:: Raw records ::
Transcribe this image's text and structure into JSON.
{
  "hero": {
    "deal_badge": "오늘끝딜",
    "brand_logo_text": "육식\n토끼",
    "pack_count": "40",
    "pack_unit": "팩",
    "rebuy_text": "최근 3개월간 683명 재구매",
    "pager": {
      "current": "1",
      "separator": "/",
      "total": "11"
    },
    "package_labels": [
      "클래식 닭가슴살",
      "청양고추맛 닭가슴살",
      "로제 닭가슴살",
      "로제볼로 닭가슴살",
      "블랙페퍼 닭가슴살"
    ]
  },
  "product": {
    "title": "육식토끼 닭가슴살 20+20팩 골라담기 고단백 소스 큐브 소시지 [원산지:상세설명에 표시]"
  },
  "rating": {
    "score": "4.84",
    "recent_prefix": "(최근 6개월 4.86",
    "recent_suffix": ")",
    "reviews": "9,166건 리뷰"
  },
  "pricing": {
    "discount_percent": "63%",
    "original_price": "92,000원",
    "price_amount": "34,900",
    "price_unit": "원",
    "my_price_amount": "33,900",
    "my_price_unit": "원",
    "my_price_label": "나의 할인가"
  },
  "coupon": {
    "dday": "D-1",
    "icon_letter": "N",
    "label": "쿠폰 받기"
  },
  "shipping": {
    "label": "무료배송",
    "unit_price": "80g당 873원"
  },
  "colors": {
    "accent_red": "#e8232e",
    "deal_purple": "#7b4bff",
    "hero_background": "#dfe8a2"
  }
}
...
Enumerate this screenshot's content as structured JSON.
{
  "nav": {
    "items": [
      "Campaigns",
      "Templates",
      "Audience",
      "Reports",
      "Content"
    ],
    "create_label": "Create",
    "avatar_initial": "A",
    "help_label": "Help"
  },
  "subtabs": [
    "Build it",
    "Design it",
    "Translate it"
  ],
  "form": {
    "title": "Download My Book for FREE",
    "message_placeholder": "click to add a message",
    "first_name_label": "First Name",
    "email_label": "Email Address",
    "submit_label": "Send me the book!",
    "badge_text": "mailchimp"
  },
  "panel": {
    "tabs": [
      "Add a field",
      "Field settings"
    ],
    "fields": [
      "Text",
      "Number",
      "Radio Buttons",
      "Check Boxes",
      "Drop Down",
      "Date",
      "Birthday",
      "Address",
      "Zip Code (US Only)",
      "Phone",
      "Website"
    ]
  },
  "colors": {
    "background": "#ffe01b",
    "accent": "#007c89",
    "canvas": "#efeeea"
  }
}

:: Description of the task ::
Copy, from the material, each line that holds the string "JSON".

:: Answer in full ::
Transcribe this image's text and structure into JSON.
Enumerate this screenshot's content as structured JSON.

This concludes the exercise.